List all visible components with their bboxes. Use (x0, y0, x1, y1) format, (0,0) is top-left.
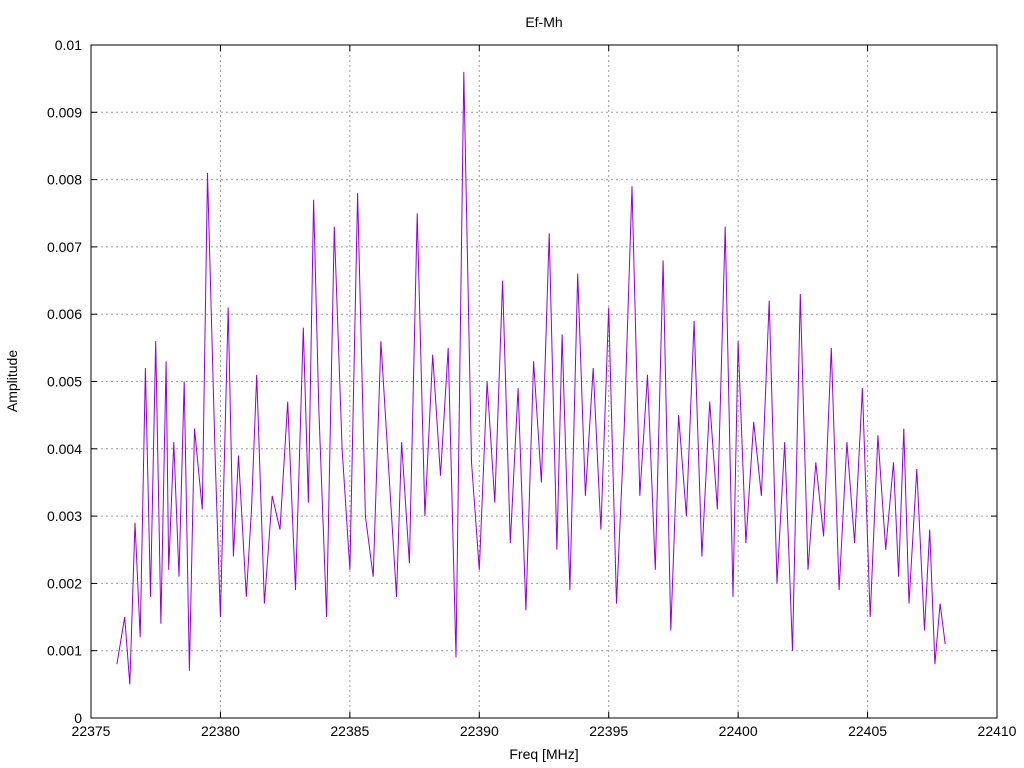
x-tick-label: 22405 (848, 723, 887, 739)
y-tick-label: 0.004 (47, 441, 82, 457)
x-tick-label: 22410 (978, 723, 1017, 739)
y-tick-label: 0.008 (47, 172, 82, 188)
y-tick-label: 0.002 (47, 575, 82, 591)
y-tick-label: 0.007 (47, 239, 82, 255)
chart-background (0, 0, 1024, 768)
y-tick-label: 0.006 (47, 306, 82, 322)
y-tick-label: 0 (74, 710, 82, 726)
y-tick-label: 0.01 (55, 37, 82, 53)
spectrum-chart: 22375 22380 22385 22390 22395 22400 22405 22410… (0, 0, 1024, 768)
x-tick-label: 22385 (330, 723, 369, 739)
y-tick-label: 0.005 (47, 374, 82, 390)
x-axis-label: Freq [MHz] (509, 746, 578, 762)
y-tick-label: 0.001 (47, 643, 82, 659)
x-tick-label: 22380 (201, 723, 240, 739)
y-tick-label: 0.009 (47, 104, 82, 120)
y-axis-label: Amplitude (4, 350, 20, 412)
y-tick-label: 0.003 (47, 508, 82, 524)
x-tick-label: 22390 (460, 723, 499, 739)
x-tick-label: 22395 (589, 723, 628, 739)
x-tick-label: 22400 (719, 723, 758, 739)
chart-title: Ef-Mh (525, 14, 562, 30)
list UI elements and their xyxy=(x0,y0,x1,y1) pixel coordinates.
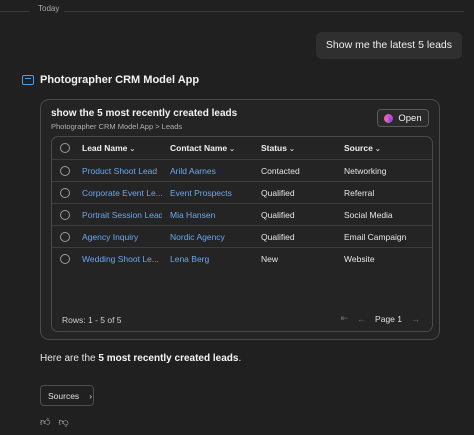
app-header: Photographer CRM Model App xyxy=(22,74,199,86)
row-select-radio[interactable] xyxy=(60,188,70,198)
chevron-down-icon: ⌄ xyxy=(129,146,136,153)
chevron-down-icon: ⌄ xyxy=(229,146,236,153)
table-row[interactable]: Portrait Session Lead Mia Hansen Qualifi… xyxy=(52,204,432,226)
open-button-label: Open xyxy=(398,112,422,124)
app-title: Photographer CRM Model App xyxy=(40,74,200,86)
table-row[interactable]: Product Shoot Lead Arild Aarnes Contacte… xyxy=(52,160,432,182)
row-select-radio[interactable] xyxy=(60,210,70,220)
date-divider: Today xyxy=(0,4,474,18)
status-cell: Qualified xyxy=(261,232,295,242)
lead-name-link[interactable]: Portrait Session Lead xyxy=(82,204,162,226)
response-prefix: Here are the xyxy=(40,353,99,364)
source-cell: Networking xyxy=(344,166,387,176)
rows-count: Rows: 1 - 5 of 5 xyxy=(62,315,122,325)
thumbs-down-icon[interactable]: 👎︎ xyxy=(58,416,68,428)
table-header-row: Lead Name ⌄ Contact Name ⌄ Status ⌄ Source ⌄ xyxy=(52,137,432,160)
column-header-label: Status xyxy=(261,143,287,153)
lead-name-link[interactable]: Agency Inquiry xyxy=(82,226,162,248)
assistant-response: Here are the 5 most recently created lea… xyxy=(40,353,241,364)
card-title: show the 5 most recently created leads xyxy=(51,108,238,119)
divider-label: Today xyxy=(38,4,60,13)
column-header-lead-name[interactable]: Lead Name ⌄ xyxy=(82,137,162,161)
page-label: Page 1 xyxy=(375,313,402,324)
feedback-bar: 👍︎ 👎︎ xyxy=(40,416,69,428)
response-suffix: . xyxy=(238,353,242,364)
lead-name-link[interactable]: Product Shoot Lead xyxy=(82,160,162,182)
status-cell: Qualified xyxy=(261,188,295,198)
column-header-label: Contact Name xyxy=(170,143,228,153)
prev-page-icon[interactable]: ← xyxy=(357,314,366,324)
lead-name-link[interactable]: Wedding Shoot Le... xyxy=(82,248,162,270)
power-apps-logo-icon xyxy=(384,113,394,123)
user-message-bubble: Show me the latest 5 leads xyxy=(315,32,462,59)
leads-grid: Lead Name ⌄ Contact Name ⌄ Status ⌄ Source ⌄… xyxy=(51,136,433,332)
pagination: ⇤ ← Page 1 → xyxy=(341,313,421,324)
response-bold: 5 most recently created leads xyxy=(98,353,239,364)
open-button[interactable]: Open xyxy=(377,109,429,127)
row-select-radio[interactable] xyxy=(60,254,70,264)
column-header-contact-name[interactable]: Contact Name ⌄ xyxy=(170,137,235,161)
sources-label: Sources xyxy=(48,390,80,401)
status-cell: New xyxy=(261,254,279,264)
column-header-status[interactable]: Status ⌄ xyxy=(261,137,295,161)
contact-name-link[interactable]: Event Prospects xyxy=(170,182,232,204)
divider-line-right xyxy=(64,11,464,12)
status-cell: Qualified xyxy=(261,210,295,220)
contact-name-link[interactable]: Mia Hansen xyxy=(170,204,215,226)
chevron-down-icon: ⌄ xyxy=(288,146,295,153)
table-row[interactable]: Wedding Shoot Le... Lena Berg New Websit… xyxy=(52,248,432,270)
column-header-label: Lead Name xyxy=(82,143,128,153)
chevron-down-icon: ⌄ xyxy=(374,146,381,153)
app-window-icon xyxy=(22,75,34,85)
contact-name-link[interactable]: Arild Aarnes xyxy=(170,160,216,182)
column-header-label: Source xyxy=(344,143,373,153)
breadcrumb: Photographer CRM Model App > Leads xyxy=(51,122,183,131)
sources-button[interactable]: Sources › xyxy=(40,385,94,406)
thumbs-up-icon[interactable]: 👍︎ xyxy=(40,416,50,428)
source-cell: Email Campaign xyxy=(344,232,407,242)
status-cell: Contacted xyxy=(261,166,300,176)
source-cell: Website xyxy=(344,254,375,264)
contact-name-link[interactable]: Nordic Agency xyxy=(170,226,225,248)
row-select-radio[interactable] xyxy=(60,166,70,176)
lead-name-link[interactable]: Corporate Event Le... xyxy=(82,182,162,204)
first-page-icon[interactable]: ⇤ xyxy=(341,313,349,324)
source-cell: Referral xyxy=(344,188,375,198)
select-all-radio[interactable] xyxy=(60,143,70,153)
chevron-right-icon: › xyxy=(89,390,93,401)
contact-name-link[interactable]: Lena Berg xyxy=(170,248,209,270)
result-card: show the 5 most recently created leads P… xyxy=(40,99,440,340)
column-header-source[interactable]: Source ⌄ xyxy=(344,137,381,161)
source-cell: Social Media xyxy=(344,210,393,220)
row-select-radio[interactable] xyxy=(60,232,70,242)
divider-line-left xyxy=(0,11,30,12)
table-row[interactable]: Agency Inquiry Nordic Agency Qualified E… xyxy=(52,226,432,248)
next-page-icon[interactable]: → xyxy=(411,314,420,324)
table-row[interactable]: Corporate Event Le... Event Prospects Qu… xyxy=(52,182,432,204)
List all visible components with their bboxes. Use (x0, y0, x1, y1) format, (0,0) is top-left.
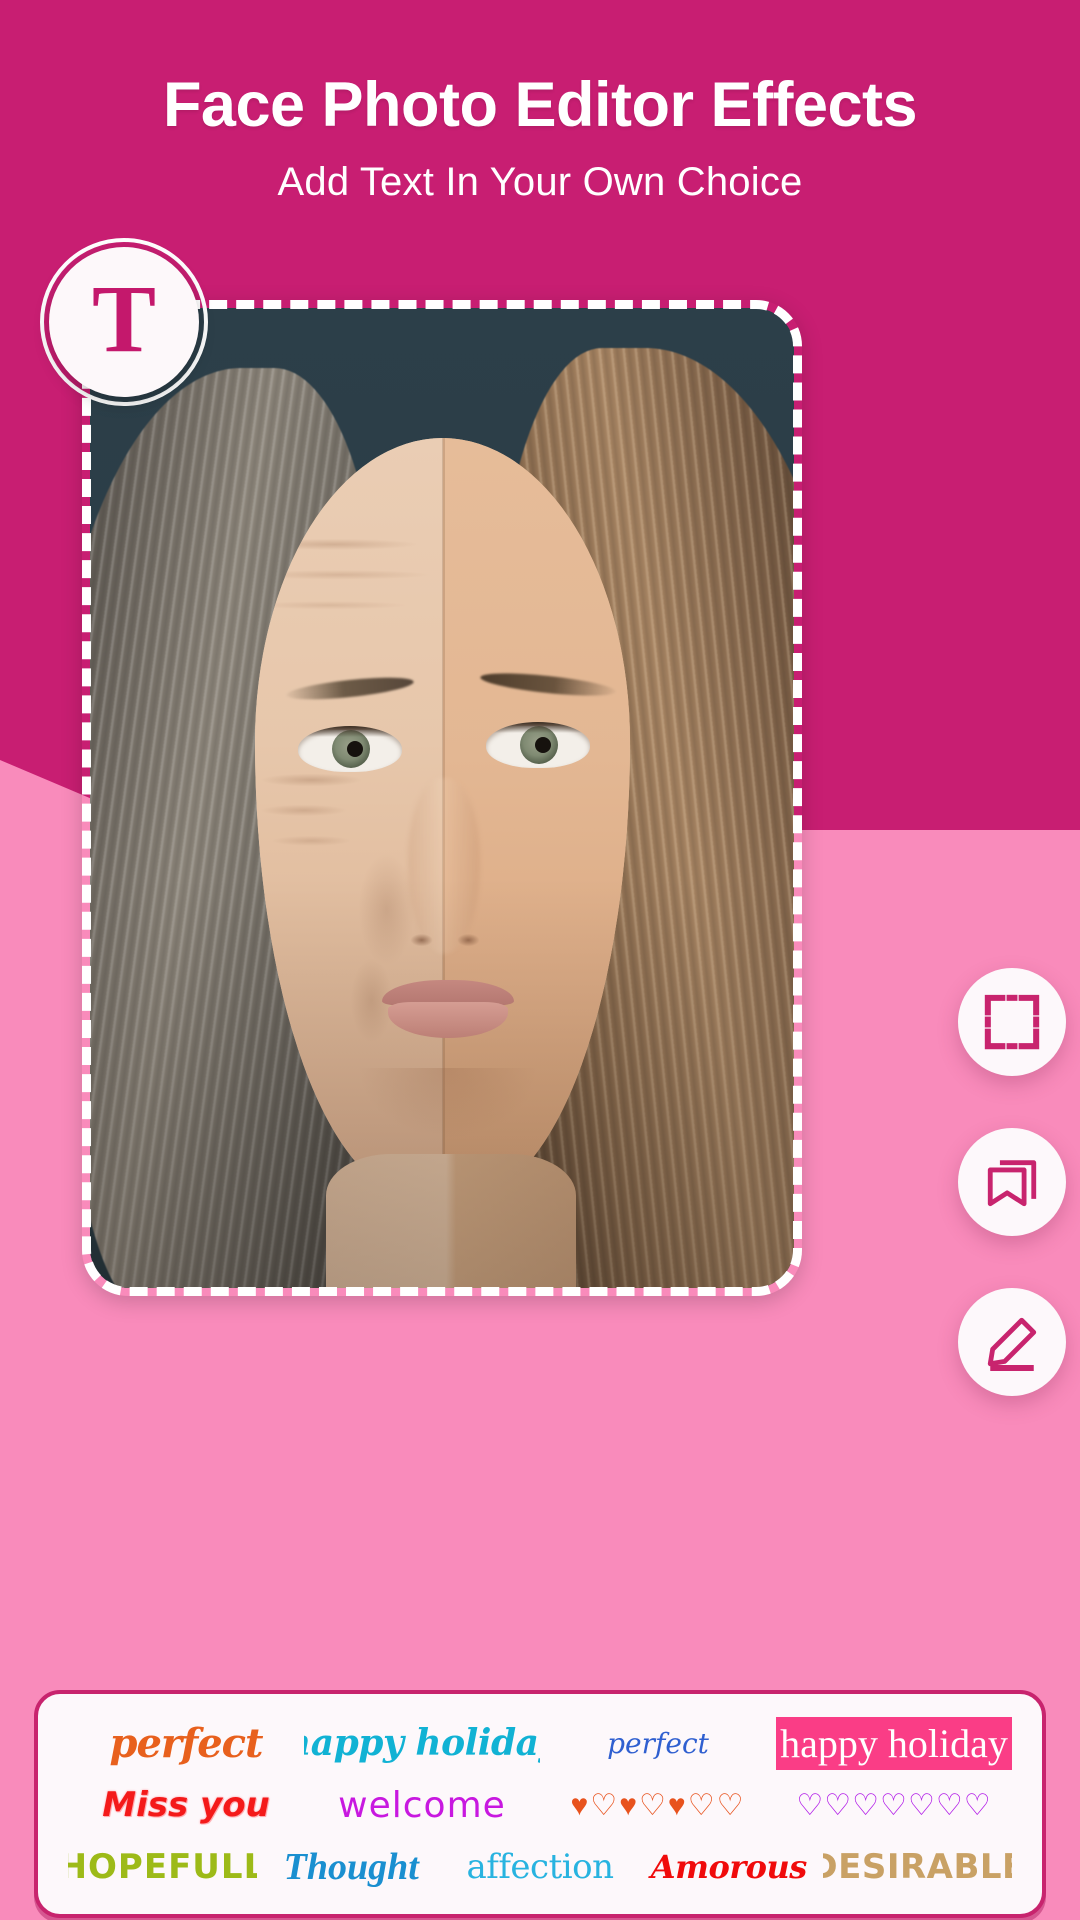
preset-item[interactable]: perfect (540, 1727, 776, 1760)
sticker-tool-button[interactable] (958, 1128, 1066, 1236)
pencil-edit-icon (983, 1313, 1041, 1371)
app-screen: Face Photo Editor Effects Add Text In Yo… (0, 0, 1080, 1920)
add-text-button[interactable]: T (40, 238, 208, 406)
text-tool-icon: T (91, 265, 157, 372)
preset-label: DESIRABLE (823, 1847, 1012, 1887)
preset-item[interactable]: HOPEFULL (68, 1847, 257, 1887)
preset-item[interactable]: welcome (304, 1785, 540, 1826)
preset-label: ♡♡♡♡♡♡♡ (796, 1788, 992, 1822)
preset-item[interactable]: perfect (68, 1720, 304, 1767)
crop-icon (983, 993, 1041, 1051)
preset-item[interactable]: happy holiday (304, 1722, 540, 1764)
preset-row: Miss you welcome ♥♡♥♡♥♡♡ ♡♡♡♡♡♡♡ (68, 1774, 1012, 1836)
preset-item[interactable]: ♡♡♡♡♡♡♡ (776, 1788, 1012, 1823)
preset-label: perfect (607, 1726, 709, 1760)
edit-tool-button[interactable] (958, 1288, 1066, 1396)
preset-label: welcome (338, 1784, 506, 1826)
preset-label: happy holiday (304, 1722, 540, 1764)
header: Face Photo Editor Effects Add Text In Yo… (0, 0, 1080, 205)
preset-label: perfect (109, 1719, 264, 1767)
preset-item[interactable]: DESIRABLE (823, 1847, 1012, 1887)
crop-tool-button[interactable] (958, 968, 1066, 1076)
preset-row: perfect happy holiday perfect happy holi… (68, 1712, 1012, 1774)
add-text-circle: T (49, 247, 199, 397)
preset-item[interactable]: Amorous (634, 1848, 823, 1886)
preset-label: HOPEFULL (68, 1847, 257, 1887)
preset-item[interactable]: ♥♡♥♡♥♡♡ (540, 1788, 776, 1823)
preset-label: Thought (283, 1846, 419, 1888)
preset-label: ♥♡♥♡♥♡♡ (570, 1788, 746, 1822)
preset-label: happy holiday (776, 1716, 1012, 1770)
preset-row: HOPEFULL Thought affection Amorous DESIR… (68, 1836, 1012, 1898)
preset-item[interactable]: happy holiday (776, 1716, 1012, 1770)
preset-label: Amorous (650, 1848, 808, 1886)
preset-item[interactable]: Miss you (68, 1785, 304, 1825)
text-presets-panel[interactable]: perfect happy holiday perfect happy holi… (34, 1690, 1046, 1918)
preset-item[interactable]: affection (446, 1847, 635, 1887)
page-title: Face Photo Editor Effects (162, 70, 918, 140)
page-subtitle: Add Text In Your Own Choice (277, 160, 803, 205)
bookmark-sticker-icon (983, 1153, 1041, 1211)
preset-label: affection (466, 1847, 614, 1887)
preset-label: Miss you (102, 1785, 270, 1825)
preset-item[interactable]: Thought (257, 1845, 446, 1889)
photo-selection-frame[interactable] (82, 300, 802, 1296)
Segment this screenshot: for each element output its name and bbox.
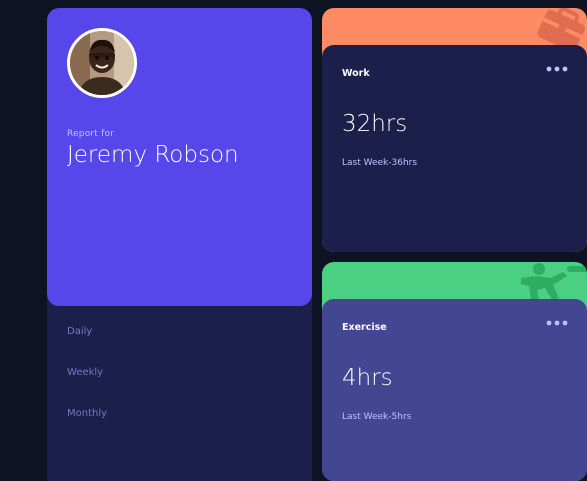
- exercise-card: Exercise 4hrs Last Week-5hrs: [322, 262, 587, 481]
- avatar: [67, 28, 137, 98]
- exercise-card-body[interactable]: Exercise 4hrs Last Week-5hrs: [322, 299, 587, 481]
- timeframe-daily[interactable]: Daily: [67, 326, 107, 337]
- running-icon: [521, 263, 587, 300]
- timeframe-monthly[interactable]: Monthly: [67, 408, 107, 419]
- work-card: Work 32hrs Last Week-36hrs: [322, 8, 587, 252]
- time-tracking-dashboard: Report for Jeremy Robson Daily Weekly Mo…: [0, 0, 587, 481]
- activity-title: Work: [342, 68, 370, 79]
- user-name: Jeremy Robson: [67, 142, 239, 168]
- report-for-label: Report for: [67, 129, 115, 139]
- profile-card: Report for Jeremy Robson: [47, 8, 312, 306]
- timeframe-weekly[interactable]: Weekly: [67, 367, 107, 378]
- activity-title: Exercise: [342, 322, 387, 333]
- avatar-image: [70, 31, 134, 95]
- previous-hours: Last Week-5hrs: [342, 412, 412, 422]
- ellipsis-icon[interactable]: [546, 65, 568, 73]
- timeframe-list: Daily Weekly Monthly: [67, 326, 107, 449]
- current-hours: 4hrs: [342, 365, 393, 391]
- previous-hours: Last Week-36hrs: [342, 158, 418, 168]
- current-hours: 32hrs: [342, 111, 408, 137]
- ellipsis-icon[interactable]: [546, 319, 568, 327]
- profile-panel: Report for Jeremy Robson Daily Weekly Mo…: [47, 8, 312, 481]
- work-card-body[interactable]: Work 32hrs Last Week-36hrs: [322, 45, 587, 252]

TASK TO COMPLETE:
Copy the records from the very first line through the line containing "list UI elements", both ends included, keeping each line unchanged. Leave out the pictures.

THE COMPLETED TASK:
List all visible components with their bboxes. Use (x0, y0, x1, y1) format, (0,0) is top-left.
x-tick-label: 22405 (848, 723, 887, 739)
y-tick-label: 0.004 (47, 441, 82, 457)
x-tick-label: 22410 (978, 723, 1017, 739)
y-tick-label: 0.008 (47, 172, 82, 188)
y-tick-label: 0.002 (47, 575, 82, 591)
y-tick-label: 0.007 (47, 239, 82, 255)
chart-background (0, 0, 1024, 768)
y-tick-label: 0.006 (47, 306, 82, 322)
y-tick-label: 0 (74, 710, 82, 726)
y-tick-label: 0.01 (55, 37, 82, 53)
spectrum-chart: 22375 22380 22385 22390 22395 22400 22405 22410… (0, 0, 1024, 768)
x-tick-label: 22385 (330, 723, 369, 739)
y-tick-label: 0.005 (47, 374, 82, 390)
x-axis-label: Freq [MHz] (509, 746, 578, 762)
y-tick-label: 0.001 (47, 643, 82, 659)
x-tick-label: 22380 (201, 723, 240, 739)
y-tick-label: 0.009 (47, 104, 82, 120)
y-axis-label: Amplitude (4, 350, 20, 412)
y-tick-label: 0.003 (47, 508, 82, 524)
x-tick-label: 22390 (460, 723, 499, 739)
x-tick-label: 22395 (589, 723, 628, 739)
x-tick-label: 22400 (719, 723, 758, 739)
chart-title: Ef-Mh (525, 14, 562, 30)
list UI elements and their xyxy=(x0,y0,x1,y1) pixel coordinates.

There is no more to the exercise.